(Data records)
--
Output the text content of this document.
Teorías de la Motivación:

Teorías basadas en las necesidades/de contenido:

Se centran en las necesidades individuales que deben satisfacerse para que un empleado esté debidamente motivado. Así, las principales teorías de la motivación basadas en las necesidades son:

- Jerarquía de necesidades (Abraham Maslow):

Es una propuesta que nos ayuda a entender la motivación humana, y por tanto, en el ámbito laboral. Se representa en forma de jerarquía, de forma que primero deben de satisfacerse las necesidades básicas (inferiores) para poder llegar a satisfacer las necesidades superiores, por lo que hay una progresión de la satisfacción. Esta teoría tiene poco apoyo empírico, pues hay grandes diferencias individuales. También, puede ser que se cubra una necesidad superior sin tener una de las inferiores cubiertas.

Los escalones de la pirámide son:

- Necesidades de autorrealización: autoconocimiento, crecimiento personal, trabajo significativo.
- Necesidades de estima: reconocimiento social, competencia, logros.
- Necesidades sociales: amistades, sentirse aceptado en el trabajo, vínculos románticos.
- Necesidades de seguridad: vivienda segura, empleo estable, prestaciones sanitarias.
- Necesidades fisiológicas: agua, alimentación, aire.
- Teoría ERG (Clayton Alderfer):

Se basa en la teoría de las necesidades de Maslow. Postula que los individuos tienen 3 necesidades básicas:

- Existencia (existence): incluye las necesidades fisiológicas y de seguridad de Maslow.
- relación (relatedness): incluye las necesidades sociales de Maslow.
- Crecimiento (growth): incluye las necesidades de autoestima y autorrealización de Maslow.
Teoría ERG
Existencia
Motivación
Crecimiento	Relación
--
▶ [TASK PROMPT]
All of the data needs to be printed once more, exactly.

▶ [PROBLEM SOLUTION]
Output the text content of this document.
Teorías de la Motivación:

Teorías basadas en las necesidades/de contenido:

Se centran en las necesidades individuales que deben satisfacerse para que un empleado esté debidamente motivado. Así, las principales teorías de la motivación basadas en las necesidades son:

- Jerarquía de necesidades (Abraham Maslow):

Es una propuesta que nos ayuda a entender la motivación humana, y por tanto, en el ámbito laboral. Se representa en forma de jerarquía, de forma que primero deben de satisfacerse las necesidades básicas (inferiores) para poder llegar a satisfacer las necesidades superiores, por lo que hay una progresión de la satisfacción. Esta teoría tiene poco apoyo empírico, pues hay grandes diferencias individuales. También, puede ser que se cubra una necesidad superior sin tener una de las inferiores cubiertas.

Los escalones de la pirámide son:

- Necesidades de autorrealización: autoconocimiento, crecimiento personal, trabajo significativo.
- Necesidades de estima: reconocimiento social, competencia, logros.
- Necesidades sociales: amistades, sentirse aceptado en el trabajo, vínculos románticos.
- Necesidades de seguridad: vivienda segura, empleo estable, prestaciones sanitarias.
- Necesidades fisiológicas: agua, alimentación, aire.
- Teoría ERG (Clayton Alderfer):

Se basa en la teoría de las necesidades de Maslow. Postula que los individuos tienen 3 necesidades básicas:

- Existencia (existence): incluye las necesidades fisiológicas y de seguridad de Maslow.
- relación (relatedness): incluye las necesidades sociales de Maslow.
- Crecimiento (growth): incluye las necesidades de autoestima y autorrealización de Maslow.
Teoría ERG
Existencia
Motivación
Crecimiento	Relación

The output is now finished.